__Problem to solve__:
Identify the lines that contain the word "sfcls", then copy them.

__Input for this task__:
· · · · ·

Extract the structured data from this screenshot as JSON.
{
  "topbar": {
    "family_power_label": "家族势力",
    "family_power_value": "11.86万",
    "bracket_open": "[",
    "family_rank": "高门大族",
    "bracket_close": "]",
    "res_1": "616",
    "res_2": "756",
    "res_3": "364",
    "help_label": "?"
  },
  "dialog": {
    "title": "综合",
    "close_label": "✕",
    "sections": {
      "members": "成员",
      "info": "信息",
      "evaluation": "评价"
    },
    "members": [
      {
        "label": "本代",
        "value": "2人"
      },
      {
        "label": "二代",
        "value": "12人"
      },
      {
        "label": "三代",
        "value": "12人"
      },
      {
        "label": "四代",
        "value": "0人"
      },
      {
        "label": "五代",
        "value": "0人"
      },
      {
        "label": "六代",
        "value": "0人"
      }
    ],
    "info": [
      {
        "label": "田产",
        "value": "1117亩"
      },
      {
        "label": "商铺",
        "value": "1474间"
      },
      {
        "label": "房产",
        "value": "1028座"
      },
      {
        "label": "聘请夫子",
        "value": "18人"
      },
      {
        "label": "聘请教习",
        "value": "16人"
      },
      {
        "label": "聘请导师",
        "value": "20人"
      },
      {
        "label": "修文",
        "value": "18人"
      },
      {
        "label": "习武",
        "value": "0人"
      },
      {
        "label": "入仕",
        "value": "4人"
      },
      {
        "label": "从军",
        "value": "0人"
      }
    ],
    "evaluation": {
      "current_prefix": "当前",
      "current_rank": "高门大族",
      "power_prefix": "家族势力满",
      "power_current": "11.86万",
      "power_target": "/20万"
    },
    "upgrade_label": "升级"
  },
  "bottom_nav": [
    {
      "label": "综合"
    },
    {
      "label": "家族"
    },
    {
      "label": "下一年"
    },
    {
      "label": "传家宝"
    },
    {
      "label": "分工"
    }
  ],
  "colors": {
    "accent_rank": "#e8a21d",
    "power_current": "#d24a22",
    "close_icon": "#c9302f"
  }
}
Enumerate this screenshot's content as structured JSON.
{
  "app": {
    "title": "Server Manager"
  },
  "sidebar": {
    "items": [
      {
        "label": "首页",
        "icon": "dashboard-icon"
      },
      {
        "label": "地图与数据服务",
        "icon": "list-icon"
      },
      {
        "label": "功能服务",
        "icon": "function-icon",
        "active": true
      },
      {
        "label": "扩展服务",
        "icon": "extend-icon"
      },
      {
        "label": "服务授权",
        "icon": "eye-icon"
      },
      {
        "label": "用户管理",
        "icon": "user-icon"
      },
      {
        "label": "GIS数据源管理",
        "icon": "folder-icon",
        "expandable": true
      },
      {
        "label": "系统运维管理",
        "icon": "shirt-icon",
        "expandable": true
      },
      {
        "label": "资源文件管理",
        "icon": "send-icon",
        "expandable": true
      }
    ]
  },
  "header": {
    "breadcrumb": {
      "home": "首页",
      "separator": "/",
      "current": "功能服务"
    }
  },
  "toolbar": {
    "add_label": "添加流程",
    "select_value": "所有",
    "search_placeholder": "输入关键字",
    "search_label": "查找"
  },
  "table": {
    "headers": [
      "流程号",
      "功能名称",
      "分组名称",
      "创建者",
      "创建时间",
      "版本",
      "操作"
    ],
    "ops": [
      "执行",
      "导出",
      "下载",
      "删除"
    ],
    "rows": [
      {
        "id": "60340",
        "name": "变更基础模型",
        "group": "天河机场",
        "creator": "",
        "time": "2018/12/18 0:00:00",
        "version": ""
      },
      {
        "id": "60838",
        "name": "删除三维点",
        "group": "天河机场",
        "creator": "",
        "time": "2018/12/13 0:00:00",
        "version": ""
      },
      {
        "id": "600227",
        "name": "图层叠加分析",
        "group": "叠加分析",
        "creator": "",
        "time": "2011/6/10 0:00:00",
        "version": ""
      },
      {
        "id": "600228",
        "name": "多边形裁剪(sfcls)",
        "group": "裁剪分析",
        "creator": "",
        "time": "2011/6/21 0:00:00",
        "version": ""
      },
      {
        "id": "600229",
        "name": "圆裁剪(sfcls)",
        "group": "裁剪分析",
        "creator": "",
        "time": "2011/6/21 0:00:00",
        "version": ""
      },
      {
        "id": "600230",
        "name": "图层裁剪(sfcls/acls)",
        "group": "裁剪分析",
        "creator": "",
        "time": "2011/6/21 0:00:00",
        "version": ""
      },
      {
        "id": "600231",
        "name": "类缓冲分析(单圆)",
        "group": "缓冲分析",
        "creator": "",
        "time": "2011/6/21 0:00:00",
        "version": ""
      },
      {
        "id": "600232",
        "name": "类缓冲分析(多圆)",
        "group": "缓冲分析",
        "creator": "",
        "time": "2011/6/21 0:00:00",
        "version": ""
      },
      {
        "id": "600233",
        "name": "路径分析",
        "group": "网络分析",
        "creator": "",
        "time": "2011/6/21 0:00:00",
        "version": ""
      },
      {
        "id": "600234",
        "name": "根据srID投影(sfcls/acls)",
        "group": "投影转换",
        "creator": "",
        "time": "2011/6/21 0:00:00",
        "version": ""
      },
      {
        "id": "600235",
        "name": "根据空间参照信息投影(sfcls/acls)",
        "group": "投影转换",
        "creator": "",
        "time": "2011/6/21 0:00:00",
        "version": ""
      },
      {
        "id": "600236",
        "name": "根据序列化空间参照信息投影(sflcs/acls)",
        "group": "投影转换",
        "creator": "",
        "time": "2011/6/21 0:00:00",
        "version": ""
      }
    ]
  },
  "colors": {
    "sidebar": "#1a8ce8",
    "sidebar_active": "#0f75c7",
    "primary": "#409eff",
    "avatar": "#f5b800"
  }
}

· · · · ·

__Finished task__:
        "name": "多边形裁剪(sfcls)",
        "name": "圆裁剪(sfcls)",
        "name": "图层裁剪(sfcls/acls)",
        "name": "根据srID投影(sfcls/acls)",
        "name": "根据空间参照信息投影(sfcls/acls)",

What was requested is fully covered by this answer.